§ **TASK BRIEF**: Work out the number of lines in the records that include the word "baloon"; reply with that number alone.

§ **DATASET EXCERPTS**:
------------
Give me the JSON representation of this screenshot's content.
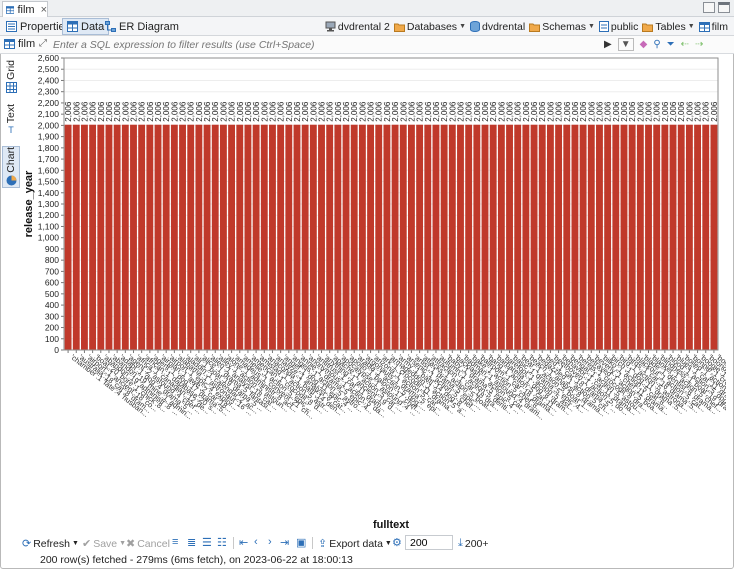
{
  "editor": {
    "tab_label": "film",
    "close_glyph": "×"
  },
  "subtabs": [
    {
      "label": "Properties",
      "icon": "properties-icon"
    },
    {
      "label": "Data",
      "icon": "data-grid-icon"
    },
    {
      "label": "ER Diagram",
      "icon": "er-diagram-icon"
    }
  ],
  "breadcrumbs": [
    {
      "label": "dvdrental 2",
      "icon": "connection-icon",
      "dropdown": false
    },
    {
      "label": "Databases",
      "icon": "folder-icon",
      "dropdown": true
    },
    {
      "label": "dvdrental",
      "icon": "database-icon",
      "dropdown": false
    },
    {
      "label": "Schemas",
      "icon": "folder-icon",
      "dropdown": true
    },
    {
      "label": "public",
      "icon": "schema-icon",
      "dropdown": false
    },
    {
      "label": "Tables",
      "icon": "folder-icon",
      "dropdown": true
    },
    {
      "label": "film",
      "icon": "table-icon",
      "dropdown": false
    }
  ],
  "filter": {
    "table_label": "film",
    "placeholder": "Enter a SQL expression to filter results (use Ctrl+Space)"
  },
  "sidetabs": [
    {
      "label": "Grid",
      "icon": "grid-icon",
      "active": false
    },
    {
      "label": "Text",
      "icon": "text-icon",
      "active": false
    },
    {
      "label": "Chart",
      "icon": "chart-icon",
      "active": true
    }
  ],
  "chart_data": {
    "type": "bar",
    "ylabel": "release_year",
    "xlabel": "fulltext",
    "ylim": [
      0,
      2600
    ],
    "ytick_step": 100,
    "bar_color": "#c0392b",
    "data_label": "2,006",
    "categories": [
      "'chamber':1 'fate':4 'husband':11 'italian':1 'monkey':16 'moo",
      "'australia':18 'cat':8 'drama':5 'epic':4 'explor':12 'moos",
      "'airport':1 'ancient':18 'confront':14 'epic':4 'girl':11 'moos",
      "'boat':20 'bore':1 'chick':8 'database':2 'moos':12 'reject",
      "'abandon':19 'administr':8 'batman':15 'beauti':4 'cat':11",
      "'abandon':19 'mine':1 'administr':8 'ancient':20 'crocodil':1",
      "'adapt':1 'dog':4 'drama':5 'fight':13 'moos':16 'mine",
      "'agent':2 'astound':4 'chef':16 'crocodil':11 'crocodil':12",
      "'africa':1 'canadian':12 'dentist':8 'epic':4 'fight':15",
      "'african':1 'database':20 'sumo':8 'hunt':2 'secret':14",
      "'agent':1 'dog':17 'drama':5 'fight':13 'mad':11 'scientist':12",
      "'airplan':1 'awe':2 'car':18 'escape':15 'lumberjack':11",
      "'airport':1 'epic':4 'explor':14 'frisbe':11 'girl':7",
      "'alabama':1 'astronaut':16 'baloon':17 'car':11 'epic':4",
      "'aladdin':1 'calendar':2 'action':5 'ancient':19 'fight':14",
      "'ali':1 'boat':19 'drama':5 'dentist':8 'epic':4 'forens':17",
      "'alice':1 'drama':5 'fantasia':2 'hunter':8 'moos':16",
      "'alien':1 'analyst':18 'cat':11 'database':2 'epic':4",
      "'alley':1 'action':5 'astound':4 'chase':10 'explor':14",
      "'alone':1 'administr':8 'action':5 'escape':15 'epic':4",
      "'amadeus':1 'convent':21 'chef':14 'dog':8 'epic':4",
      "'amelie':1 'action':5 'epic':4 'girl':7 'monkey':16",
      "'american':1 'crocodil':8 'drama':5 'fight':13 'mine':11",
      "'amistad':1 'action':5 'astronaut':16 'boat':19 'epic':4",
      "'anaconda':1 'battl':14 'dentist':8 'drama':5 'feminist':11",
      "'analyze':1 'analyst':8 'cat':11 'drama':5 'hunter':2",
      "'angel':1 'dog':11 'epic':4 'explor':14 'moos':7",
      "'angels':1 'action':5 'astronaut':8 'boat':19 'fight':14",
      "'annie':1 'drama':5 'epic':4 'forens':11 'girl':7",
      "'anonymous':1 'action':5 'database':8 'epic':4 'monkey':16",
      "'antitrust':1 'cat':11 'drama':5 'epic':4 'mine':8",
      "'anything':1 'ancient':19 'dentist':8 'fight':14 'moos':11",
      "'apache':1 'action':5 'car':18 'epic':4 'hunter':8",
      "'apocalypse':1 'astound':4 'drama':5 'explor':14 'girl':11",
      "'apollo':1 'baloon':17 'chef':8 'epic':4 'moos':11",
      "'arabia':1 'action':5 'dog':11 'feminist':8 'fight':14",
      "'argonauts':1 'drama':5 'epic':4 'mad':11 'scientist':12",
      "'arizona':1 'action':5 'cat':8 'epic':4 'explor':14",
      "'ark':1 'crocodil':11 'drama':5 'fight':13 'moos':8",
      "'armageddon':1 'action':5 'astronaut':16 'epic':4 'girl':11",
      "'army':1 'battl':14 'dog':8 'drama':5 'epic':4",
      "'arsenic':1 'action':5 'chef':11 'explor':14 'hunter':8",
      "'artist':1 'drama':5 'epic':4 'fight':13 'monkey':16",
      "'attacks':1 'action':5 'boat':19 'cat':8 'moos':11",
      "'attraction':1 'car':18 'drama':5 'epic':4 'girl':11",
      "'autumn':1 'action':5 'dentist':8 'fight':14 'moos':11",
      "'baby':1 'drama':5 'epic':4 'explor':14 'hunter':8",
      "'backlash':1 'action':5 'cat':11 'dog':8 'epic':4",
      "'badman':1 'astound':4 'drama':5 'fight':13 'girl':11",
      "'bake':1 'action':5 'chef':8 'epic':4 'moos':16",
      "'ballroom':1 'car':18 'drama':5 'explor':14 'hunter':8",
      "'bang':1 'action':5 'cat':11 'epic':4 'fight':14",
      "'barbarella':1 'dog':8 'drama':5 'epic':4 'moos':11",
      "'barefoot':1 'action':5 'astronaut':16 'girl':11 'monkey':8",
      "'basic':1 'drama':5 'epic':4 'explor':14 'feminist':8",
      "'bear':1 'action':5 'boat':19 'cat':11 'epic':4",
      "'beach':1 'analyst':8 'drama':5 'fight':13 'moos':11",
      "'bedazzled':1 'action':5 'chef':8 'epic':4 'girl':11",
      "'bed':1 'car':18 'drama':5 'explor':14 'hunter':8",
      "'beethoven':1 'action':5 'dog':8 'epic':4 'fight':14",
      "'behavior':1 'cat':11 'drama':5 'epic':4 'moos':16",
      "'bengal':1 'action':5 'astound':4 'girl':11 'explor':14",
      "'berets':1 'crocodil':8 'drama':5 'fight':13 'hunter':11",
      "'betrayed':1 'action':5 'boat':19 'epic':4 'moos':8",
      "'beverly':1 'chef':11 'drama':5 'epic':4 'girl':8",
      "'bilko':1 'action':5 'cat':8 'explor':14 'fight':13",
      "'birch':1 'dog':11 'drama':5 'epic':4 'monkey':16",
      "'bird':1 'action':5 'astronaut':16 'epic':4 'hunter':8",
      "'birds':1 'car':18 'drama':5 'explor':14 'moos':11",
      "'blackout':1 'action':5 'cat':11 'girl':8 'epic':4",
      "'blade':1 'dentist':8 'drama':5 'fight':13 'moos':11",
      "'blanket':1 'action':5 'chef':8 'epic':4 'explor':14",
      "'blindness':1 'boat':19 'drama':5 'epic':4 'girl':11",
      "'blood':1 'action':5 'dog':8 'fight':14 'hunter':11",
      "'blues':1 'cat':11 'drama':5 'epic':4 'moos':16",
      "'boiled':1 'action':5 'astound':4 'explor':14 'girl':8",
      "'bonnie':1 'crocodil':8 'drama':5 'epic':4 'fight':13",
      "'boogie':1 'action':5 'car':18 'hunter':8 'moos':11",
      "'boondock':1 'chef':11 'drama':5 'epic':4 'explor':14",
      "'bound':1 'action':5 'cat':8 'epic':4 'girl':11"
    ]
  },
  "toolbar": {
    "refresh": "Refresh",
    "save": "Save",
    "cancel": "Cancel",
    "export": "Export data",
    "fetch_size": "200",
    "fetch_more": "200+"
  },
  "status": {
    "text": "200 row(s) fetched - 279ms (6ms fetch), on 2023-06-22 at 18:00:13"
  },
  "colors": {
    "bar": "#c0392b",
    "active_tab": "#dfe9f5",
    "link_blue": "#2d6fb7"
  }
}
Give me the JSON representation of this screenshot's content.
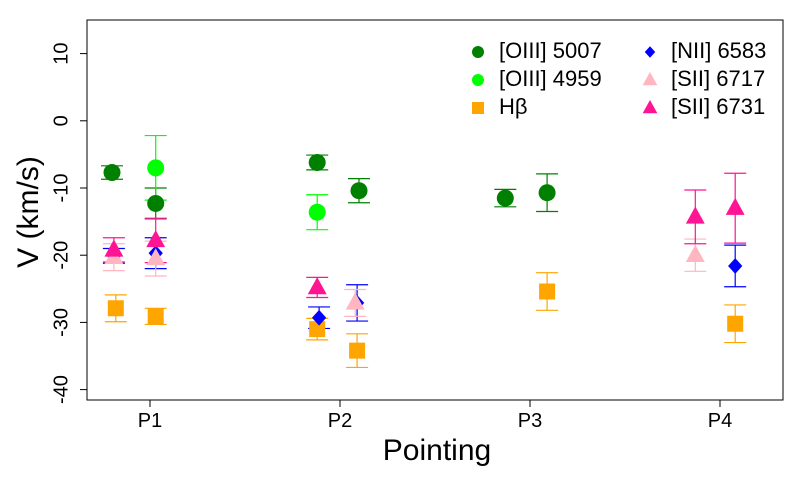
------------
§ **EXERCISE ANSWER**: 2